The request — Each entry below should be written out exactly as it is, with no pictures.
— START OF Material provided —
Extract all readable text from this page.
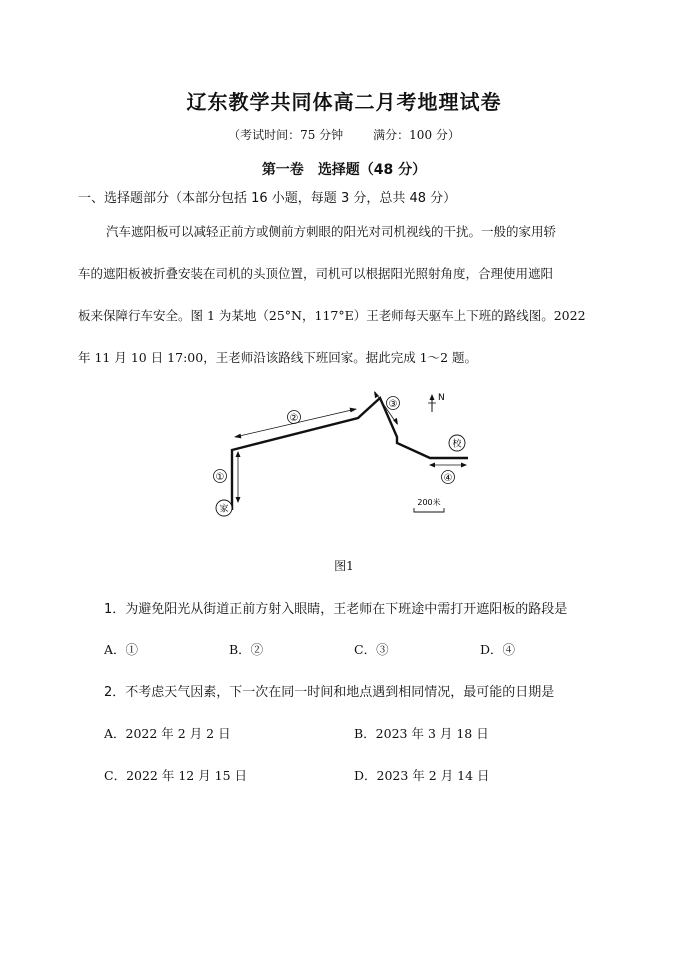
辽东教学共同体高二月考地理试卷
（考试时间：75 分钟	满分：100 分）
第一卷 选择题（48 分）
一、选择题部分（本部分包括 16 小题，每题 3 分，总共 48 分）
汽车遮阳板可以减轻正前方或侧前方刺眼的阳光对司机视线的干扰。一般的家用轿
车的遮阳板被折叠安装在司机的头顶位置，司机可以根据阳光照射角度，合理使用遮阳
板来保障行车安全。图 1 为某地（25°N，117°E）王老师每天驱车上下班的路线图。2022
年 11 月 10 日 17:00，王老师沿该路线下班回家。据此完成 1～2 题。
①
②
③
④
家
校
N
200米
图1
1．为避免阳光从街道正前方射入眼睛，王老师在下班途中需打开遮阳板的路段是
A．①	B．②	C．③	D．④
2．不考虑天气因素，下一次在同一时间和地点遇到相同情况，最可能的日期是
A．2022 年 2 月 2 日	B．2023 年 3 月 18 日
C．2022 年 12 月 15 日	D．2023 年 2 月 14 日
— END OF Material provided —
Output for this exercise —
Extract all readable text from this page.
辽东教学共同体高二月考地理试卷
（考试时间：75 分钟	满分：100 分）
第一卷 选择题（48 分）
一、选择题部分（本部分包括 16 小题，每题 3 分，总共 48 分）
汽车遮阳板可以减轻正前方或侧前方刺眼的阳光对司机视线的干扰。一般的家用轿
车的遮阳板被折叠安装在司机的头顶位置，司机可以根据阳光照射角度，合理使用遮阳
板来保障行车安全。图 1 为某地（25°N，117°E）王老师每天驱车上下班的路线图。2022
年 11 月 10 日 17:00，王老师沿该路线下班回家。据此完成 1～2 题。
①
②
③
④
家
校
N
200米
图1
1．为避免阳光从街道正前方射入眼睛，王老师在下班途中需打开遮阳板的路段是
A．①	B．②	C．③	D．④
2．不考虑天气因素，下一次在同一时间和地点遇到相同情况，最可能的日期是
A．2022 年 2 月 2 日	B．2023 年 3 月 18 日
C．2022 年 12 月 15 日	D．2023 年 2 月 14 日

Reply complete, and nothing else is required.